### YOUR INSTRUCTIONS
Tally the lines holding the string "rehashidx" and reply with that number alone.

### DATASET
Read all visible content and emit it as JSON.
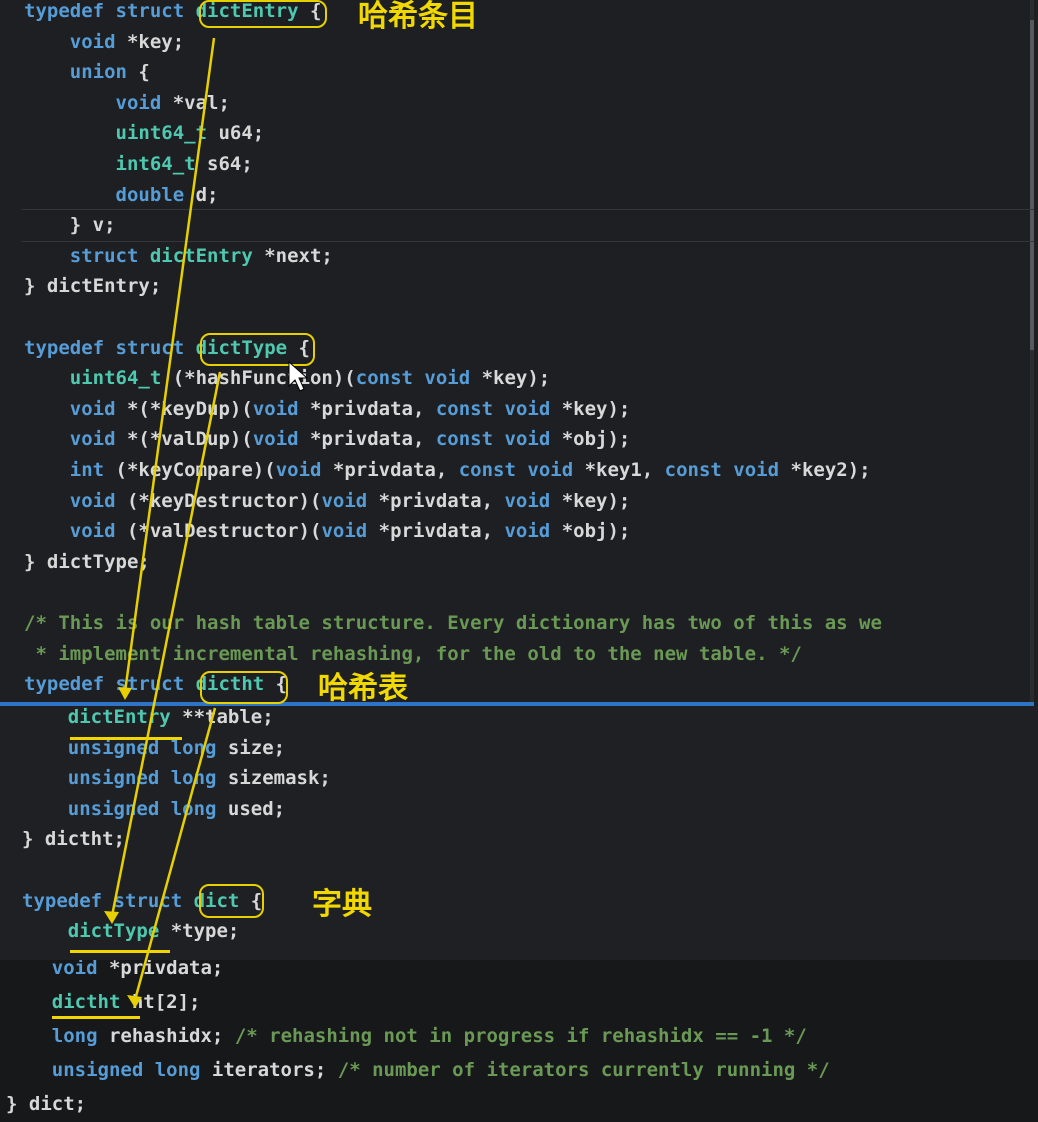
{
  "code_top": [
    {
      "parts": [
        [
          "kw",
          "typedef "
        ],
        [
          "kw",
          "struct "
        ],
        [
          "ty",
          "dictEntry"
        ],
        [
          "pl",
          " {"
        ]
      ]
    },
    {
      "parts": [
        [
          "pl",
          "    "
        ],
        [
          "kw",
          "void"
        ],
        [
          "pl",
          " *key;"
        ]
      ]
    },
    {
      "parts": [
        [
          "pl",
          "    "
        ],
        [
          "kw",
          "union"
        ],
        [
          "pl",
          " {"
        ]
      ]
    },
    {
      "parts": [
        [
          "pl",
          "        "
        ],
        [
          "kw",
          "void"
        ],
        [
          "pl",
          " *val;"
        ]
      ]
    },
    {
      "parts": [
        [
          "pl",
          "        "
        ],
        [
          "ty",
          "uint64_t"
        ],
        [
          "pl",
          " u64;"
        ]
      ]
    },
    {
      "parts": [
        [
          "pl",
          "        "
        ],
        [
          "ty",
          "int64_t"
        ],
        [
          "pl",
          " s64;"
        ]
      ]
    },
    {
      "parts": [
        [
          "pl",
          "        "
        ],
        [
          "kw",
          "double"
        ],
        [
          "pl",
          " d;"
        ]
      ]
    },
    {
      "parts": [
        [
          "pl",
          "    } v;"
        ]
      ]
    },
    {
      "parts": [
        [
          "pl",
          "    "
        ],
        [
          "kw",
          "struct "
        ],
        [
          "ty",
          "dictEntry"
        ],
        [
          "pl",
          " *next;"
        ]
      ]
    },
    {
      "parts": [
        [
          "pl",
          "} dictEntry;"
        ]
      ]
    },
    {
      "parts": [
        [
          "pl",
          ""
        ]
      ]
    },
    {
      "parts": [
        [
          "kw",
          "typedef "
        ],
        [
          "kw",
          "struct "
        ],
        [
          "ty",
          "dictType"
        ],
        [
          "pl",
          " {"
        ]
      ]
    },
    {
      "parts": [
        [
          "pl",
          "    "
        ],
        [
          "ty",
          "uint64_t"
        ],
        [
          "pl",
          " (*hashFunction)("
        ],
        [
          "kw",
          "const "
        ],
        [
          "kw",
          "void"
        ],
        [
          "pl",
          " *key);"
        ]
      ]
    },
    {
      "parts": [
        [
          "pl",
          "    "
        ],
        [
          "kw",
          "void"
        ],
        [
          "pl",
          " *(*keyDup)("
        ],
        [
          "kw",
          "void"
        ],
        [
          "pl",
          " *privdata, "
        ],
        [
          "kw",
          "const "
        ],
        [
          "kw",
          "void"
        ],
        [
          "pl",
          " *key);"
        ]
      ]
    },
    {
      "parts": [
        [
          "pl",
          "    "
        ],
        [
          "kw",
          "void"
        ],
        [
          "pl",
          " *(*valDup)("
        ],
        [
          "kw",
          "void"
        ],
        [
          "pl",
          " *privdata, "
        ],
        [
          "kw",
          "const "
        ],
        [
          "kw",
          "void"
        ],
        [
          "pl",
          " *obj);"
        ]
      ]
    },
    {
      "parts": [
        [
          "pl",
          "    "
        ],
        [
          "kw",
          "int"
        ],
        [
          "pl",
          " (*keyCompare)("
        ],
        [
          "kw",
          "void"
        ],
        [
          "pl",
          " *privdata, "
        ],
        [
          "kw",
          "const "
        ],
        [
          "kw",
          "void"
        ],
        [
          "pl",
          " *key1, "
        ],
        [
          "kw",
          "const "
        ],
        [
          "kw",
          "void"
        ],
        [
          "pl",
          " *key2);"
        ]
      ]
    },
    {
      "parts": [
        [
          "pl",
          "    "
        ],
        [
          "kw",
          "void"
        ],
        [
          "pl",
          " (*keyDestructor)("
        ],
        [
          "kw",
          "void"
        ],
        [
          "pl",
          " *privdata, "
        ],
        [
          "kw",
          "void"
        ],
        [
          "pl",
          " *key);"
        ]
      ]
    },
    {
      "parts": [
        [
          "pl",
          "    "
        ],
        [
          "kw",
          "void"
        ],
        [
          "pl",
          " (*valDestructor)("
        ],
        [
          "kw",
          "void"
        ],
        [
          "pl",
          " *privdata, "
        ],
        [
          "kw",
          "void"
        ],
        [
          "pl",
          " *obj);"
        ]
      ]
    },
    {
      "parts": [
        [
          "pl",
          "} dictType;"
        ]
      ]
    },
    {
      "parts": [
        [
          "pl",
          ""
        ]
      ]
    },
    {
      "parts": [
        [
          "cm",
          "/* This is our hash table structure. Every dictionary has two of this as we"
        ]
      ]
    },
    {
      "parts": [
        [
          "cm",
          " * implement incremental rehashing, for the old to the new table. */"
        ]
      ]
    },
    {
      "parts": [
        [
          "kw",
          "typedef "
        ],
        [
          "kw",
          "struct "
        ],
        [
          "ty",
          "dictht"
        ],
        [
          "pl",
          " {"
        ]
      ]
    }
  ],
  "code_mid": [
    {
      "parts": [
        [
          "pl",
          "    "
        ],
        [
          "ty",
          "dictEntry"
        ],
        [
          "pl",
          " **table;"
        ]
      ]
    },
    {
      "parts": [
        [
          "pl",
          "    "
        ],
        [
          "kw",
          "unsigned "
        ],
        [
          "kw",
          "long"
        ],
        [
          "pl",
          " size;"
        ]
      ]
    },
    {
      "parts": [
        [
          "pl",
          "    "
        ],
        [
          "kw",
          "unsigned "
        ],
        [
          "kw",
          "long"
        ],
        [
          "pl",
          " sizemask;"
        ]
      ]
    },
    {
      "parts": [
        [
          "pl",
          "    "
        ],
        [
          "kw",
          "unsigned "
        ],
        [
          "kw",
          "long"
        ],
        [
          "pl",
          " used;"
        ]
      ]
    },
    {
      "parts": [
        [
          "pl",
          "} dictht;"
        ]
      ]
    },
    {
      "parts": [
        [
          "pl",
          ""
        ]
      ]
    },
    {
      "parts": [
        [
          "kw",
          "typedef "
        ],
        [
          "kw",
          "struct "
        ],
        [
          "ty",
          "dict"
        ],
        [
          "pl",
          " {"
        ]
      ]
    },
    {
      "parts": [
        [
          "pl",
          "    "
        ],
        [
          "ty",
          "dictType"
        ],
        [
          "pl",
          " *type;"
        ]
      ]
    }
  ],
  "code_bottom": [
    {
      "parts": [
        [
          "pl",
          "    "
        ],
        [
          "kw",
          "void"
        ],
        [
          "pl",
          " *privdata;"
        ]
      ]
    },
    {
      "parts": [
        [
          "pl",
          "    "
        ],
        [
          "ty",
          "dictht"
        ],
        [
          "pl",
          " ht[2];"
        ]
      ]
    },
    {
      "parts": [
        [
          "pl",
          "    "
        ],
        [
          "kw",
          "long"
        ],
        [
          "pl",
          " rehashidx; "
        ],
        [
          "cm",
          "/* rehashing not in progress if rehashidx == -1 */"
        ]
      ]
    },
    {
      "parts": [
        [
          "pl",
          "    "
        ],
        [
          "kw",
          "unsigned "
        ],
        [
          "kw",
          "long"
        ],
        [
          "pl",
          " iterators; "
        ],
        [
          "cm",
          "/* number of iterators currently running */"
        ]
      ]
    },
    {
      "parts": [
        [
          "pl",
          "} dict;"
        ]
      ]
    }
  ],
  "annotations": {
    "dictEntry_label": "哈希条目",
    "dictht_label": "哈希表",
    "dict_label": "字典"
  },
  "colors": {
    "keyword": "#569cd6",
    "type": "#4ec9b0",
    "comment": "#6a9955",
    "annotation": "#f1d900"
  }
}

### CORRECT OUTPUT
2